WORK TO DO
Filter out everything except lines holding "data".

SUPPLIED RECORDS

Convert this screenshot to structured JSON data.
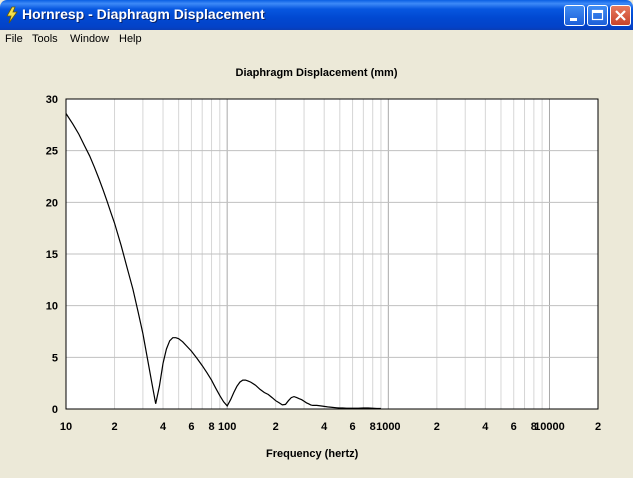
* * *
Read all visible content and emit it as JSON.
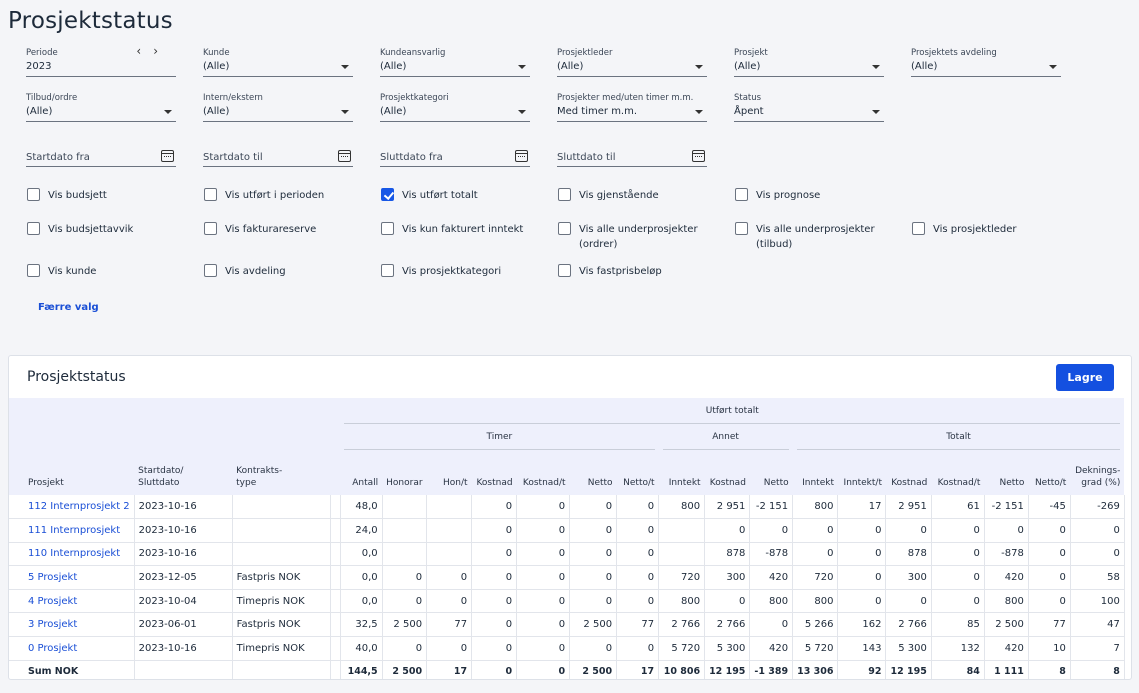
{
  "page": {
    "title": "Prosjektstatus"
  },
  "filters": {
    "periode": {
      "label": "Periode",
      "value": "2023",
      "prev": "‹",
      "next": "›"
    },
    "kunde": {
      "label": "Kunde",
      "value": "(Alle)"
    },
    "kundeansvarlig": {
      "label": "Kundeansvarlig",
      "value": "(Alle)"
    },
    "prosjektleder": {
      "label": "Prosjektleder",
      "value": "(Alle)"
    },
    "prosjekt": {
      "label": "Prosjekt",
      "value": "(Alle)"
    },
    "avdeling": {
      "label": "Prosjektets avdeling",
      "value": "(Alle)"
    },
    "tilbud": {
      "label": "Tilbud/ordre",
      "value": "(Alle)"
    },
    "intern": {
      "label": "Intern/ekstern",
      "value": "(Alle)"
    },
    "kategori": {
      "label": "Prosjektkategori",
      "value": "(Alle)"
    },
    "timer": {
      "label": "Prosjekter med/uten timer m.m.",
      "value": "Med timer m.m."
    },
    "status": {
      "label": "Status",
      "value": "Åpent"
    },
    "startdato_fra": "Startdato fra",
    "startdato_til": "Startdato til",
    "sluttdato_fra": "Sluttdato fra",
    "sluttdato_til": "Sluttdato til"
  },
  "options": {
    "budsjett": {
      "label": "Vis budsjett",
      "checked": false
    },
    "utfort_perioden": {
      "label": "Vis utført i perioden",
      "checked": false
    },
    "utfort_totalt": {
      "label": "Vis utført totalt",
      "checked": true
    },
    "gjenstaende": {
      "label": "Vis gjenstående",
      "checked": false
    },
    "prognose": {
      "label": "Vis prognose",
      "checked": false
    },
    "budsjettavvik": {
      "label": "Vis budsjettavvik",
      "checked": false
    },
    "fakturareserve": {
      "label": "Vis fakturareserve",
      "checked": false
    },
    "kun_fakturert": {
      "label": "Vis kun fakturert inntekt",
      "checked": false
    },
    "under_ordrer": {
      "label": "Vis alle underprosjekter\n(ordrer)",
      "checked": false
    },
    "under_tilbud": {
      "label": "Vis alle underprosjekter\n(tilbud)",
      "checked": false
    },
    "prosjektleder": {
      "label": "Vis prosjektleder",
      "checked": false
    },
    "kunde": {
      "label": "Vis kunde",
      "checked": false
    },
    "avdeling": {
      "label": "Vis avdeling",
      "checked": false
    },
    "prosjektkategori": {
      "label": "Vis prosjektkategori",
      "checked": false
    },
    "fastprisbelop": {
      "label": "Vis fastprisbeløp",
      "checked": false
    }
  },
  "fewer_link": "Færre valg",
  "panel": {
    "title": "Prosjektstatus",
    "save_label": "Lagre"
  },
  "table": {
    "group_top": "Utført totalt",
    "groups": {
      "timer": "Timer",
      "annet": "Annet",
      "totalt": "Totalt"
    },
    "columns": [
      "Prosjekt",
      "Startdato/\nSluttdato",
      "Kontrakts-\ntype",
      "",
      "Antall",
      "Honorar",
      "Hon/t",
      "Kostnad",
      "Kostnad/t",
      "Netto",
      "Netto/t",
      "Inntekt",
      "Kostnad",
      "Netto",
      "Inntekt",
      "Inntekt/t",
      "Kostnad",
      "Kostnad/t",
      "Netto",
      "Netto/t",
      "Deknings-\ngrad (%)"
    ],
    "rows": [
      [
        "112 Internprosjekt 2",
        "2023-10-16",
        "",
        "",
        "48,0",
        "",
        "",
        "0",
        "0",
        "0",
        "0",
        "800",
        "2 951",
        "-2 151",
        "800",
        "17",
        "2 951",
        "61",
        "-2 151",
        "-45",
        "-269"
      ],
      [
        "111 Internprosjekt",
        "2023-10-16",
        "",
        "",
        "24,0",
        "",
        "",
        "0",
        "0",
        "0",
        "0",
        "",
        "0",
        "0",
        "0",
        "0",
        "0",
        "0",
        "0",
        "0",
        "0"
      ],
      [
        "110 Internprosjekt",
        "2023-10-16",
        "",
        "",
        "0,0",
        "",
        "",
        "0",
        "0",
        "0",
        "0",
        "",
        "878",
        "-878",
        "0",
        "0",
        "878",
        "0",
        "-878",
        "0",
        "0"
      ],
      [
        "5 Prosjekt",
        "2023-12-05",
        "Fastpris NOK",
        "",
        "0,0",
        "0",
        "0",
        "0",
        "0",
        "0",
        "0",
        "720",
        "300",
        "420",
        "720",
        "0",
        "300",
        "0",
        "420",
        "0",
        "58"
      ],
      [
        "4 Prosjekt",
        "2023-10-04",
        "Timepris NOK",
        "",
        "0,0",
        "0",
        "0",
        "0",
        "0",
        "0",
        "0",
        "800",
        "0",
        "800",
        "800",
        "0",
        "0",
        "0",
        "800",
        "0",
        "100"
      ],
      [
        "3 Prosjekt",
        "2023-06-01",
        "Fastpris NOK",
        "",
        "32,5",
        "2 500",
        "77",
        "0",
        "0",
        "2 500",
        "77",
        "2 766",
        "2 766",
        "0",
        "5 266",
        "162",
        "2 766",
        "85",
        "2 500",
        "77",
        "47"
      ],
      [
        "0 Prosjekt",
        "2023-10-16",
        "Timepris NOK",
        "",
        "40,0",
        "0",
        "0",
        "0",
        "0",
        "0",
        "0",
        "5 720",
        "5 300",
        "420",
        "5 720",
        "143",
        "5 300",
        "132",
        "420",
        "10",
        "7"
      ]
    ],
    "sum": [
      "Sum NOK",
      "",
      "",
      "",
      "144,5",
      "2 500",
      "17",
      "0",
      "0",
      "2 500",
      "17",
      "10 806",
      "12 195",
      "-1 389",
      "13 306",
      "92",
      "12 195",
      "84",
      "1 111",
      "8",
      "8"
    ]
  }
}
---
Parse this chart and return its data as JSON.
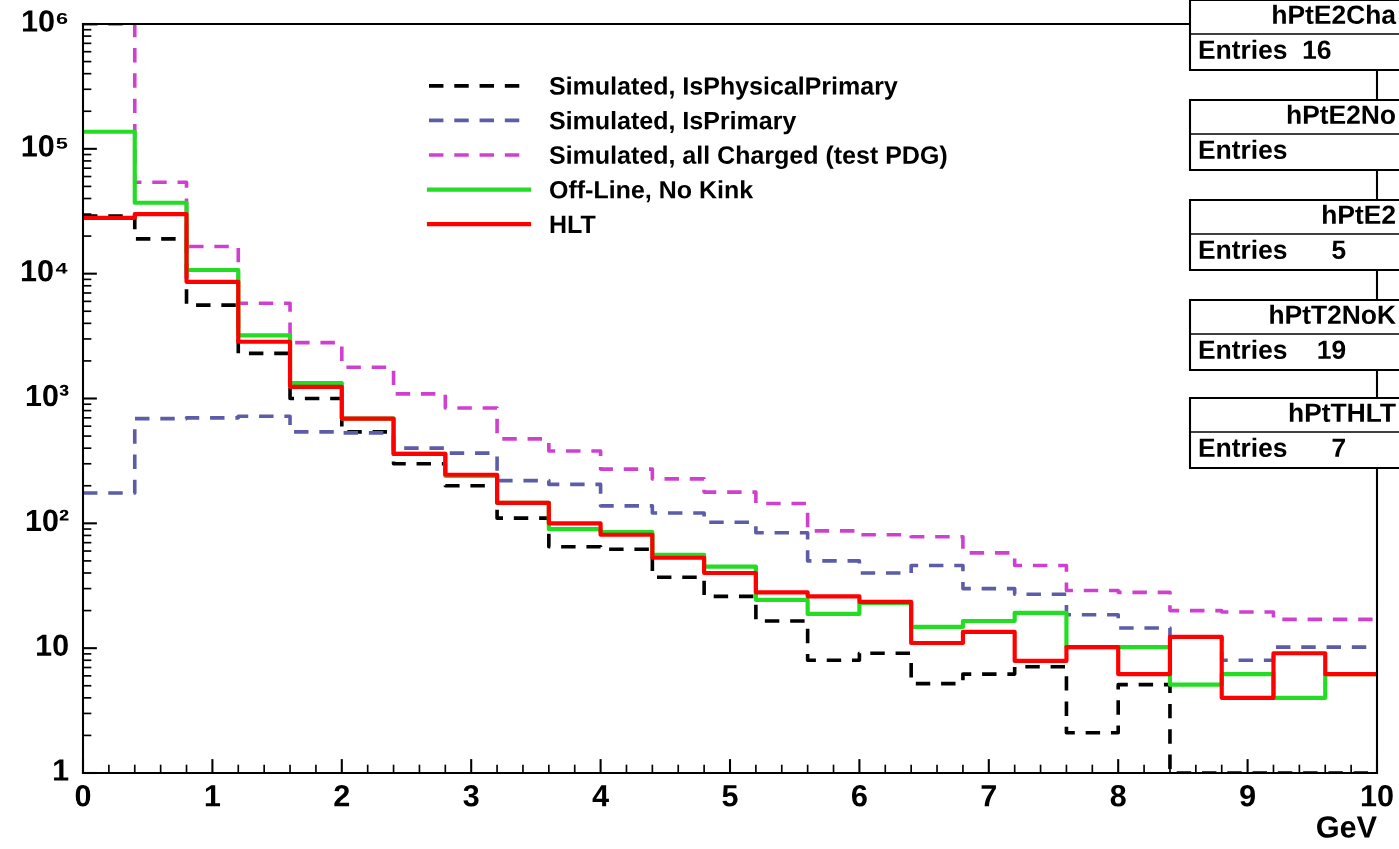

EXERCISE RESULT
Convert this screenshot to structured JSON data.
Parse this chart and return its data as JSON.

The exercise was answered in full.